• **Task goal**:
Copy out each line containing "санитарном" from the entries below.
=-=-=
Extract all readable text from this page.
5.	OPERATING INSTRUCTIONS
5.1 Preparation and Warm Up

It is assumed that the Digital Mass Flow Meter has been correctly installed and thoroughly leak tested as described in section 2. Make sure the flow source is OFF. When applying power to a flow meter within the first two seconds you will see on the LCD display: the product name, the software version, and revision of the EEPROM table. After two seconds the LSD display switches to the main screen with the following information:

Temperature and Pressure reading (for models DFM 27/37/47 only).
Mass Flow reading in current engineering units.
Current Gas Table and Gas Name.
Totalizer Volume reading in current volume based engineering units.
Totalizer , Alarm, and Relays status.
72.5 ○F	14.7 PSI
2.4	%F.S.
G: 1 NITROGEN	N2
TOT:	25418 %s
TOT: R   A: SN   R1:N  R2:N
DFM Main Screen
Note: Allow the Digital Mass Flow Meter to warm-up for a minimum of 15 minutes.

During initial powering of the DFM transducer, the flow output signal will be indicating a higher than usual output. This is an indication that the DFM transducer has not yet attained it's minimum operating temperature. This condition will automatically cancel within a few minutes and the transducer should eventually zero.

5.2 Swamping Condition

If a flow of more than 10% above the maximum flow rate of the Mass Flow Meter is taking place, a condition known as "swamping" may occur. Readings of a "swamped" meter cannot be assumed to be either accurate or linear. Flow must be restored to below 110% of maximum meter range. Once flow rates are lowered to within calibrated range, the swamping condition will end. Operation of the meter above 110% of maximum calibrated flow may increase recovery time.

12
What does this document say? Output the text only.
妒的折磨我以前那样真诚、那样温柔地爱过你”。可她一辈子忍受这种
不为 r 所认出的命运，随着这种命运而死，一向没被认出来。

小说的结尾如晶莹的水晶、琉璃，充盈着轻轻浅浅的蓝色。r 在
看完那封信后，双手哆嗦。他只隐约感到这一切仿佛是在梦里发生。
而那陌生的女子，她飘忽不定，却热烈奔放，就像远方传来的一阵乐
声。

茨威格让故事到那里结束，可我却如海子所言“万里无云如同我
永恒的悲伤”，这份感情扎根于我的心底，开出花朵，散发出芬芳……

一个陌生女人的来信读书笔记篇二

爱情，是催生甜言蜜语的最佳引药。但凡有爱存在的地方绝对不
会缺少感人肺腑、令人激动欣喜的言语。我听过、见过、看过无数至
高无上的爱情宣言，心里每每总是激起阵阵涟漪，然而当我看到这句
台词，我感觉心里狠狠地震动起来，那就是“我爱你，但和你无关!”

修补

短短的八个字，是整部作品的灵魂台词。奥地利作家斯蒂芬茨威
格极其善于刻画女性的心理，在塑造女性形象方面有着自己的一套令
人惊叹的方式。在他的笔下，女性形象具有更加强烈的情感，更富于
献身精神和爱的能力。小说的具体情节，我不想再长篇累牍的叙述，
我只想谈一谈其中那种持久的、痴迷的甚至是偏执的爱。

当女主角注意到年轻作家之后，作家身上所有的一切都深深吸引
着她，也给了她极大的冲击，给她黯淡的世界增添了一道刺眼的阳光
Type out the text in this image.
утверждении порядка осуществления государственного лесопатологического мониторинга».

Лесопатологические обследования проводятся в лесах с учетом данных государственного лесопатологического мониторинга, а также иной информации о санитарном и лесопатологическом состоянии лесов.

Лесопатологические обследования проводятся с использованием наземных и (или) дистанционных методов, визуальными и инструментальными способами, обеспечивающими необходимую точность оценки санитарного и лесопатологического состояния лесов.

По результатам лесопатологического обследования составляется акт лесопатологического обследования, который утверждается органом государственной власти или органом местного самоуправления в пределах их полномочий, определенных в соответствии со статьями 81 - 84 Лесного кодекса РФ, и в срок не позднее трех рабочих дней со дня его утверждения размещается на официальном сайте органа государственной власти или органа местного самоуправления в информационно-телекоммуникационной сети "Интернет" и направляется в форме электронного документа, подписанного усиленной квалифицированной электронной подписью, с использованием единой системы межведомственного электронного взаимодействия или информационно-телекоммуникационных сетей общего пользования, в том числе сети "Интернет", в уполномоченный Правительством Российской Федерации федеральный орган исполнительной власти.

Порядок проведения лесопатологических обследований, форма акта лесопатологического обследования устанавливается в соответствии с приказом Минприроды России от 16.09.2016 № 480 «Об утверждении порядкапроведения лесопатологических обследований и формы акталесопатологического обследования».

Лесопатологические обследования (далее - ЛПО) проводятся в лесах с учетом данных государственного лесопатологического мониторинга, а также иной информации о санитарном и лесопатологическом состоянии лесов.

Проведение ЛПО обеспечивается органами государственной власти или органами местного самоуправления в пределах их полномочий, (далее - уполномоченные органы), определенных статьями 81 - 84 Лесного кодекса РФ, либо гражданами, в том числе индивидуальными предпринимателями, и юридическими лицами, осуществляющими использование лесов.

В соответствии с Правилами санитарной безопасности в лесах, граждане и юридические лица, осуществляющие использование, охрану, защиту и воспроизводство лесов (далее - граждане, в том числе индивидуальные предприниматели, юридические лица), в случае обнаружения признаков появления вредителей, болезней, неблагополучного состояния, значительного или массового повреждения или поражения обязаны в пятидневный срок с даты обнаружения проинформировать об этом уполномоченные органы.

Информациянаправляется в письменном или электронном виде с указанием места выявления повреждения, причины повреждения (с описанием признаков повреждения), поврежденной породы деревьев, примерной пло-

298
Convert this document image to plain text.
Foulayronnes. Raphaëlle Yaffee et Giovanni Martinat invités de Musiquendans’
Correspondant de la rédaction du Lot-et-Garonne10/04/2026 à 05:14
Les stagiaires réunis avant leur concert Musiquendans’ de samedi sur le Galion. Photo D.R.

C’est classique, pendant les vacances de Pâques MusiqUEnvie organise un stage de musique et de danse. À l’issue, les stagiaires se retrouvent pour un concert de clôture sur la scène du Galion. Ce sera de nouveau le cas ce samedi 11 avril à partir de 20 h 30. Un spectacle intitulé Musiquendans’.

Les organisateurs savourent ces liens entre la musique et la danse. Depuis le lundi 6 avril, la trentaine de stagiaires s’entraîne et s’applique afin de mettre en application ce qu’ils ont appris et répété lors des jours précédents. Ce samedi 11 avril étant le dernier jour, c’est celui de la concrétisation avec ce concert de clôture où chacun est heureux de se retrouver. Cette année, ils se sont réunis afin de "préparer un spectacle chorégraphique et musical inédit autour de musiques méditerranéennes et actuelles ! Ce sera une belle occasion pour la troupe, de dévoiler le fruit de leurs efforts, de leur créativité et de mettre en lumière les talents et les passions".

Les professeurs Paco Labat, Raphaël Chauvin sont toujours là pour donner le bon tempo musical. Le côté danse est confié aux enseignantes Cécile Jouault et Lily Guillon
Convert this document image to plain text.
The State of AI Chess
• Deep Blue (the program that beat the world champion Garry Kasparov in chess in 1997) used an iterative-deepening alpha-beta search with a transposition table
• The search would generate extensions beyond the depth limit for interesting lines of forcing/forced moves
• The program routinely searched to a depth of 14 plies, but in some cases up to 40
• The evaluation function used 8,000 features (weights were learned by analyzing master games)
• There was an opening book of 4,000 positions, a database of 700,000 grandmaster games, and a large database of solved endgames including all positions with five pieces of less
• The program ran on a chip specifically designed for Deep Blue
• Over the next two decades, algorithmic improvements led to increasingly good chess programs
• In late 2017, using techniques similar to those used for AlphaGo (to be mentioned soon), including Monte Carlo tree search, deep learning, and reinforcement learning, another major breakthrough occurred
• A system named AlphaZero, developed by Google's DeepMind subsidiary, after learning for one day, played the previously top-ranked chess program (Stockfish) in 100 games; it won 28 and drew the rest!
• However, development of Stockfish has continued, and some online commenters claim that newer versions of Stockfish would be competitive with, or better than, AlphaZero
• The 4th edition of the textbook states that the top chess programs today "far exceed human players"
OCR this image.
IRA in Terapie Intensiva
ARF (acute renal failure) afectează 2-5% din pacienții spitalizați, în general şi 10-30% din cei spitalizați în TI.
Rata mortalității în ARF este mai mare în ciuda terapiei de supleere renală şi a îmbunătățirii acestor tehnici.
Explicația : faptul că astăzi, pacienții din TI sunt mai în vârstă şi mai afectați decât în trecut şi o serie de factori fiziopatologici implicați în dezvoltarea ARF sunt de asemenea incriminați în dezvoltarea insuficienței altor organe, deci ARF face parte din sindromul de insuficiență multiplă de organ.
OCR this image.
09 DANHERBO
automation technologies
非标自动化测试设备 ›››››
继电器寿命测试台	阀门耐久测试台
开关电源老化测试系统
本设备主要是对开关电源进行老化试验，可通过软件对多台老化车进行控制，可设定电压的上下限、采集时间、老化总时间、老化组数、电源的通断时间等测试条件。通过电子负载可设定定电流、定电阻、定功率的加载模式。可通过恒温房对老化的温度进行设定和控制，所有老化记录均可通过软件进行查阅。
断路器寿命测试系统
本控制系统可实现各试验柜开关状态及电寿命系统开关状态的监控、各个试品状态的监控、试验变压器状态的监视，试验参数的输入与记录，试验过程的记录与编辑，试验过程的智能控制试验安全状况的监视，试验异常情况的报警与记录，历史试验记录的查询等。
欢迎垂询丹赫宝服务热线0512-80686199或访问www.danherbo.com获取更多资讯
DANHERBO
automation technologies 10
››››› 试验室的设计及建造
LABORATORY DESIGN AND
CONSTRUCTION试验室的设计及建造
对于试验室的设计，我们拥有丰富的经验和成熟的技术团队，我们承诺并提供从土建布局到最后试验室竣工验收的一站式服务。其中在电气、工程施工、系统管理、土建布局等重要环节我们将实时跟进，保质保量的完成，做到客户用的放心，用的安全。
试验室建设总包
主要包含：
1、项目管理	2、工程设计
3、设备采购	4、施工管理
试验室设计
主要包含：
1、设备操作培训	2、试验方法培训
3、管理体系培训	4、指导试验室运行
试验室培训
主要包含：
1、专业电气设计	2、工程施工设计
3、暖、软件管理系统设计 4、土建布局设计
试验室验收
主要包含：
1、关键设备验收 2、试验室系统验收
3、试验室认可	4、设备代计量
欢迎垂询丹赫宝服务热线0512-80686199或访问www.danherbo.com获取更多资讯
=-=-=
• **Finished exercise**:
Лесопатологические обследования проводятся в лесах с учетом данных государственного лесопатологического мониторинга, а также иной информации о санитарном и лесопатологическом состоянии лесов.
Лесопатологические обследования (далее - ЛПО) проводятся в лесах с учетом данных государственного лесопатологического мониторинга, а также иной информации о санитарном и лесопатологическом состоянии лесов.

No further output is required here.